Find each line containing the string "document" and return it.
--- START Data for the task ---
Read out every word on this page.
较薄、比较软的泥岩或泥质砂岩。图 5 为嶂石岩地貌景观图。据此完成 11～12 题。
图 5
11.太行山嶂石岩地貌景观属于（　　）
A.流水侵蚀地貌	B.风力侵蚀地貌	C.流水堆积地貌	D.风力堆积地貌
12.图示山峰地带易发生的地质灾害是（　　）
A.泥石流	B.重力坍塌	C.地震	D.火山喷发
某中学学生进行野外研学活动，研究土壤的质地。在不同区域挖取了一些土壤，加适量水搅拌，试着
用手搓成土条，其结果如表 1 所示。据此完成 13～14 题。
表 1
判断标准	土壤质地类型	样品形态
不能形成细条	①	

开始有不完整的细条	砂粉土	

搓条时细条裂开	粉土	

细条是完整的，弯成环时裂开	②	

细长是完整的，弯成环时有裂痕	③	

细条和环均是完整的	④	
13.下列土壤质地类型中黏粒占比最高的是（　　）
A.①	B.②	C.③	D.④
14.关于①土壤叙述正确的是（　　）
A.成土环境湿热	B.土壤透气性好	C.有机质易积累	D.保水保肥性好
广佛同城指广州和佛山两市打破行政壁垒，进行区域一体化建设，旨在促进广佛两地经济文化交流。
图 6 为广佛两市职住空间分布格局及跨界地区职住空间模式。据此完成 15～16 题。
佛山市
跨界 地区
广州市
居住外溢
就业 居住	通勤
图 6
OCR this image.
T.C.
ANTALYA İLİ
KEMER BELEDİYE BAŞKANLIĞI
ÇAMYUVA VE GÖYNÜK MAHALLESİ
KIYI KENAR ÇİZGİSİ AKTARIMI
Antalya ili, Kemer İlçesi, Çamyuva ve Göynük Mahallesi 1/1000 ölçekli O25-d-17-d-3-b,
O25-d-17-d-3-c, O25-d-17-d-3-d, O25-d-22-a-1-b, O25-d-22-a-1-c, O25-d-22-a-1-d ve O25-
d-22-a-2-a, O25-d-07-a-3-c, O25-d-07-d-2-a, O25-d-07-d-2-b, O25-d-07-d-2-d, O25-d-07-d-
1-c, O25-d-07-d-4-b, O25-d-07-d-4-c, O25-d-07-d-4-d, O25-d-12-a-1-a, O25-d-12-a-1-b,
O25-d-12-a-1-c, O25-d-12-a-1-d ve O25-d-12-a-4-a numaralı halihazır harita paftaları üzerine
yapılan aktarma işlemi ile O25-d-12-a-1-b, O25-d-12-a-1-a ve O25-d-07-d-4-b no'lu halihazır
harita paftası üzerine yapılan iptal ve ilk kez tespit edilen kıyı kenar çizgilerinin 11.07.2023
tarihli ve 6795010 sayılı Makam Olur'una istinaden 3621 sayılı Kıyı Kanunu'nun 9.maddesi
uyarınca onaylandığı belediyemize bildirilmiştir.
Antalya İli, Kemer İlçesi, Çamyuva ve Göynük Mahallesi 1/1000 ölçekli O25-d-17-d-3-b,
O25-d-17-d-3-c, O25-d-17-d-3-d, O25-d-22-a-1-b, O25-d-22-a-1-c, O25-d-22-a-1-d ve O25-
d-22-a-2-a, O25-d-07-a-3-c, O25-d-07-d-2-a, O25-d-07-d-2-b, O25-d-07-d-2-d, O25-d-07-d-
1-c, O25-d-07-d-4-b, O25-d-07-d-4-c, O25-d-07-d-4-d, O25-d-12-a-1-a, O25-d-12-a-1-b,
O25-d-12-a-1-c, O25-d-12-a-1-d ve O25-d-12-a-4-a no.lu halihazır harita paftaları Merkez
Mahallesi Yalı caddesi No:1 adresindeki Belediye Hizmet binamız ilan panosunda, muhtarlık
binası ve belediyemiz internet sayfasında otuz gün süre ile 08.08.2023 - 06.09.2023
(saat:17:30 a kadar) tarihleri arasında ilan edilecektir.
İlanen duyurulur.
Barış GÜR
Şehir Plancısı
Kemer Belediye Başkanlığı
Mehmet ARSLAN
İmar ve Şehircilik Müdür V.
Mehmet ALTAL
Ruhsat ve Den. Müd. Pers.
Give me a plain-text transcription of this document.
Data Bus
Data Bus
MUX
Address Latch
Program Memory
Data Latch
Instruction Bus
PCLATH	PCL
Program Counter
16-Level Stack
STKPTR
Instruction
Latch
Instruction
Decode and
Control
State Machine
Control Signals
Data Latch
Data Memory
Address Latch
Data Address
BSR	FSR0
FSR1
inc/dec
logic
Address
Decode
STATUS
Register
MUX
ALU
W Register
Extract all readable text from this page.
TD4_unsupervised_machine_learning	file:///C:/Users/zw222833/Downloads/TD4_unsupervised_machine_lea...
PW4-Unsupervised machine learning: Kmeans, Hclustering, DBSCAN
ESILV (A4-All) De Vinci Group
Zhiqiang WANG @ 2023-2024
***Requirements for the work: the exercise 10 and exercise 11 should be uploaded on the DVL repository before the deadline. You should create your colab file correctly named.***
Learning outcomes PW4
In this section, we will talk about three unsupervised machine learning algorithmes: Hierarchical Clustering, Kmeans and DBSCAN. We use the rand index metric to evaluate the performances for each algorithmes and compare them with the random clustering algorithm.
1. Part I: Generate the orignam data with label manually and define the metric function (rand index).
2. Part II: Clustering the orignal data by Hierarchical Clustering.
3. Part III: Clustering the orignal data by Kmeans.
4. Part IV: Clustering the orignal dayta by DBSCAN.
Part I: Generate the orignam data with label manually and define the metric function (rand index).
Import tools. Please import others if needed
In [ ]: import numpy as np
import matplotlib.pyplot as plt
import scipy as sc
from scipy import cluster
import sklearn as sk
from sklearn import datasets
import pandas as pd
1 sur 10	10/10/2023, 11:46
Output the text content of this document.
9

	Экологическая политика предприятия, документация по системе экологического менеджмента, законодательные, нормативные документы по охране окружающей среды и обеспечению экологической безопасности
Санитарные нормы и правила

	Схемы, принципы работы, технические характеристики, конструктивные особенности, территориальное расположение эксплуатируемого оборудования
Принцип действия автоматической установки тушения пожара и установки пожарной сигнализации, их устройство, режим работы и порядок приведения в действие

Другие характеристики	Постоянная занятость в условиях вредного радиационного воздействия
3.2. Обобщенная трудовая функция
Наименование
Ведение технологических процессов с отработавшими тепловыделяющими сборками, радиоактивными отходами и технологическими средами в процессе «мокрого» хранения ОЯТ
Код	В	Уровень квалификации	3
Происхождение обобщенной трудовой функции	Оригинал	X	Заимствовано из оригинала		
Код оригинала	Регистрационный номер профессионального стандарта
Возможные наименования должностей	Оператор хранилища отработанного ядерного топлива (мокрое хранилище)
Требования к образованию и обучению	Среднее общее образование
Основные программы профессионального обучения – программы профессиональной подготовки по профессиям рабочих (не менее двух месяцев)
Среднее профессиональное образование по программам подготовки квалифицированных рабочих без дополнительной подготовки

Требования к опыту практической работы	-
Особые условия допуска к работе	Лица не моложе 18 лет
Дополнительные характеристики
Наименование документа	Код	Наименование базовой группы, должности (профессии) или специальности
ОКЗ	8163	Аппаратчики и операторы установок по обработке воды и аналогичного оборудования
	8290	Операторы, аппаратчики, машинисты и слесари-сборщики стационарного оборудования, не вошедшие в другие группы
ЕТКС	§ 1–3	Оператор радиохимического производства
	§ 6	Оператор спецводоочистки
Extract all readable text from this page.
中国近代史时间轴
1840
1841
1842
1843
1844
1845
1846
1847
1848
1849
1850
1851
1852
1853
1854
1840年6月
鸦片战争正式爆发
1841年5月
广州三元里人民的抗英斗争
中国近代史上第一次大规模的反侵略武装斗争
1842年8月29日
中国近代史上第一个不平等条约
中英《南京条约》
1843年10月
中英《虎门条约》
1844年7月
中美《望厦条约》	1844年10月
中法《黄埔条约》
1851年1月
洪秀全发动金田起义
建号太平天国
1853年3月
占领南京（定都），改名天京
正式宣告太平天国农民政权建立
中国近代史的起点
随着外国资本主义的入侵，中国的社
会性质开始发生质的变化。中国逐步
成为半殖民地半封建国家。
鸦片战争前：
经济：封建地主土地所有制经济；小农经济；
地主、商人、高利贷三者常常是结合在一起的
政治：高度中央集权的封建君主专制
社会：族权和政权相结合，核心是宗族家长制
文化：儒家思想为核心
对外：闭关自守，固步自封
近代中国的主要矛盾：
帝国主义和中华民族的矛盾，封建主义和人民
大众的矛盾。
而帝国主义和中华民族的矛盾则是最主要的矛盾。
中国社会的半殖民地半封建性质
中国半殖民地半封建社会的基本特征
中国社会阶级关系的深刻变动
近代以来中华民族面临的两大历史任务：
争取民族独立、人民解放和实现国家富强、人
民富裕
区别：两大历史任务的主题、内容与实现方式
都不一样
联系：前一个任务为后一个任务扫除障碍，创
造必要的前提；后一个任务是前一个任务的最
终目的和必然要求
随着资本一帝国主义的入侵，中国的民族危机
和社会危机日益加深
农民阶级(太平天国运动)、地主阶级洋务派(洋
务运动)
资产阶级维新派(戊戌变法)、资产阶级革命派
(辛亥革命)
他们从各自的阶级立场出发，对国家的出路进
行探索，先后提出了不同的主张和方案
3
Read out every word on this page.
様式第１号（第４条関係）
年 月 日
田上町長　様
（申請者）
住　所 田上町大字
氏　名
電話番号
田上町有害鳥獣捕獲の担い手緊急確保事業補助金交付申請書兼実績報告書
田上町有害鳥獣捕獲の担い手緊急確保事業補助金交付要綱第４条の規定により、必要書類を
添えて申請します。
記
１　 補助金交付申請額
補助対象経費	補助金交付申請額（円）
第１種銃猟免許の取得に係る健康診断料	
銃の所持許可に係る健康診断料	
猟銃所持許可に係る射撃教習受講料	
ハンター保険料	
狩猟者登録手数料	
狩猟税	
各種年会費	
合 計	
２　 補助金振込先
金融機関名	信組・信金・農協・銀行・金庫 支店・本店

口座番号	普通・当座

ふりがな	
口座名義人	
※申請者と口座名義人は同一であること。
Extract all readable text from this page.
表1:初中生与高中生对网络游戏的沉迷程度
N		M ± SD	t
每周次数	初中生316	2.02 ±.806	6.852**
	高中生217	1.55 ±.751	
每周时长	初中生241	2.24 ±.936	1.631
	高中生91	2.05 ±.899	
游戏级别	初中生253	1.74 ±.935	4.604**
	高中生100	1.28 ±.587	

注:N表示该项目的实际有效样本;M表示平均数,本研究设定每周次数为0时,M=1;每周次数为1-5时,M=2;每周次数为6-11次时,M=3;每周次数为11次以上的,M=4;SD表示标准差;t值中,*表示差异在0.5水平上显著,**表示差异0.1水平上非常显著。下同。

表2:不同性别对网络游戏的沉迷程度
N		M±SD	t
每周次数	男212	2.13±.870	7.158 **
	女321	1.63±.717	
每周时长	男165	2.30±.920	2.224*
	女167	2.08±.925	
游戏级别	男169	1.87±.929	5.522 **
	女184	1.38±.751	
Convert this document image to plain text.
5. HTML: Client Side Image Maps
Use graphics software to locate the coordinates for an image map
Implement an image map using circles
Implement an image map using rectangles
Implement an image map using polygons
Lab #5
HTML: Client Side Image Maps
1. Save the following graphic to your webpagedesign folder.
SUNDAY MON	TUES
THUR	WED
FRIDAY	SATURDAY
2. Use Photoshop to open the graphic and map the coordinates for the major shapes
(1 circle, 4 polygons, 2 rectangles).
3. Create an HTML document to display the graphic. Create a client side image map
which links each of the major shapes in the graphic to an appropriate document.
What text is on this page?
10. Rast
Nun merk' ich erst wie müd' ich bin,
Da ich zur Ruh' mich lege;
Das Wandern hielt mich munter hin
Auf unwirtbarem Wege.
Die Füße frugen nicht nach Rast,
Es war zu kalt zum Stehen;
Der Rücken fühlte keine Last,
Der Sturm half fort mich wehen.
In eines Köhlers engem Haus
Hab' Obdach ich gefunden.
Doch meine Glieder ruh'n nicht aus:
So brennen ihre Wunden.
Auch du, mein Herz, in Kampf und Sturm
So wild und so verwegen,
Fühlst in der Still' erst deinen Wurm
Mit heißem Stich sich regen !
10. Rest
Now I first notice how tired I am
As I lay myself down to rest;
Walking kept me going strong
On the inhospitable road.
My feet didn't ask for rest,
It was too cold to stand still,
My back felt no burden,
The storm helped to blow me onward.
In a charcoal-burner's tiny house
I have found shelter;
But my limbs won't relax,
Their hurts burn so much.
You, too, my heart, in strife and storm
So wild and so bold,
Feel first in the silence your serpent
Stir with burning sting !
--- END Data for the task ---
- Solution to this exercise:
Give me a plain-text transcription of this document.
Output the text content of this document.
Convert this document image to plain text.
3. Create an HTML document to display the graphic. Create a client side image map
which links each of the major shapes in the graphic to an appropriate document.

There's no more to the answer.